= Request =
Each entry in the listing below should be restated word for word.

= Information given =
++++++++

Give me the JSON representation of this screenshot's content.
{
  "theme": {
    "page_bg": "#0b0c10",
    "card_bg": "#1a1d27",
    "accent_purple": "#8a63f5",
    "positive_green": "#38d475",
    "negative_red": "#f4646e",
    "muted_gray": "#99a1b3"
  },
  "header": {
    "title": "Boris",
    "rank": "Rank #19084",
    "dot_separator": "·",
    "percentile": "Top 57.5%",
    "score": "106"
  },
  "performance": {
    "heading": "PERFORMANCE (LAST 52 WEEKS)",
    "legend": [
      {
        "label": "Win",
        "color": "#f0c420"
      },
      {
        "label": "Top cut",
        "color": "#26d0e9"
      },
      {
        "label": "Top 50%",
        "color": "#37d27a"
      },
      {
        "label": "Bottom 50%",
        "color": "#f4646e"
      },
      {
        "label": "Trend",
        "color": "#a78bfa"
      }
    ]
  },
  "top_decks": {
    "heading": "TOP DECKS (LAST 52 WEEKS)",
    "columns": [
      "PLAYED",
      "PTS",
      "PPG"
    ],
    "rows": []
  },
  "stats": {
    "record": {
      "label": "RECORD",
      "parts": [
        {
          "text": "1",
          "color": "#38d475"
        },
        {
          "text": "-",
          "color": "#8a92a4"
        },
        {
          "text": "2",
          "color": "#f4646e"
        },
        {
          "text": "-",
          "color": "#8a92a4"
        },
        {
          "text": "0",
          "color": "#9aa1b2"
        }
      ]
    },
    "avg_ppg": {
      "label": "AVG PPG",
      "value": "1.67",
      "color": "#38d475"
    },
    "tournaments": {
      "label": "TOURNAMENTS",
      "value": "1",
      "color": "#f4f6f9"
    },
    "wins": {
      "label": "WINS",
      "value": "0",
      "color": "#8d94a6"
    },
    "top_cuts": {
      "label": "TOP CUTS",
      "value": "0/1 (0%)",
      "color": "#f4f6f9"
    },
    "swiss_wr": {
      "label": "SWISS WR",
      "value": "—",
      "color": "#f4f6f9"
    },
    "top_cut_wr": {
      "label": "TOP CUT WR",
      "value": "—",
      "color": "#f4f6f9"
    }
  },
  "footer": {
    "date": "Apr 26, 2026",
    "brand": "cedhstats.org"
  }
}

++++++++

= Finished answer =
Give me the JSON representation of this screenshot's content.
{
  "theme": {
    "page_bg": "#0b0c10",
    "card_bg": "#1a1d27",
    "accent_purple": "#8a63f5",
    "positive_green": "#38d475",
    "negative_red": "#f4646e",
    "muted_gray": "#99a1b3"
  },
  "header": {
    "title": "Boris",
    "rank": "Rank #19084",
    "dot_separator": "·",
    "percentile": "Top 57.5%",
    "score": "106"
  },
  "performance": {
    "heading": "PERFORMANCE (LAST 52 WEEKS)",
    "legend": [
      {
        "label": "Win",
        "color": "#f0c420"
      },
      {
        "label": "Top cut",
        "color": "#26d0e9"
      },
      {
        "label": "Top 50%",
        "color": "#37d27a"
      },
      {
        "label": "Bottom 50%",
        "color": "#f4646e"
      },
      {
        "label": "Trend",
        "color": "#a78bfa"
      }
    ]
  },
  "top_decks": {
    "heading": "TOP DECKS (LAST 52 WEEKS)",
    "columns": [
      "PLAYED",
      "PTS",
      "PPG"
    ],
    "rows": []
  },
  "stats": {
    "record": {
      "label": "RECORD",
      "parts": [
        {
          "text": "1",
          "color": "#38d475"
        },
        {
          "text": "-",
          "color": "#8a92a4"
        },
        {
          "text": "2",
          "color": "#f4646e"
        },
        {
          "text": "-",
          "color": "#8a92a4"
        },
        {
          "text": "0",
          "color": "#9aa1b2"
        }
      ]
    },
    "avg_ppg": {
      "label": "AVG PPG",
      "value": "1.67",
      "color": "#38d475"
    },
    "tournaments": {
      "label": "TOURNAMENTS",
      "value": "1",
      "color": "#f4f6f9"
    },
    "wins": {
      "label": "WINS",
      "value": "0",
      "color": "#8d94a6"
    },
    "top_cuts": {
      "label": "TOP CUTS",
      "value": "0/1 (0%)",
      "color": "#f4f6f9"
    },
    "swiss_wr": {
      "label": "SWISS WR",
      "value": "—",
      "color": "#f4f6f9"
    },
    "top_cut_wr": {
      "label": "TOP CUT WR",
      "value": "—",
      "color": "#f4f6f9"
    }
  },
  "footer": {
    "date": "Apr 26, 2026",
    "brand": "cedhstats.org"
  }
}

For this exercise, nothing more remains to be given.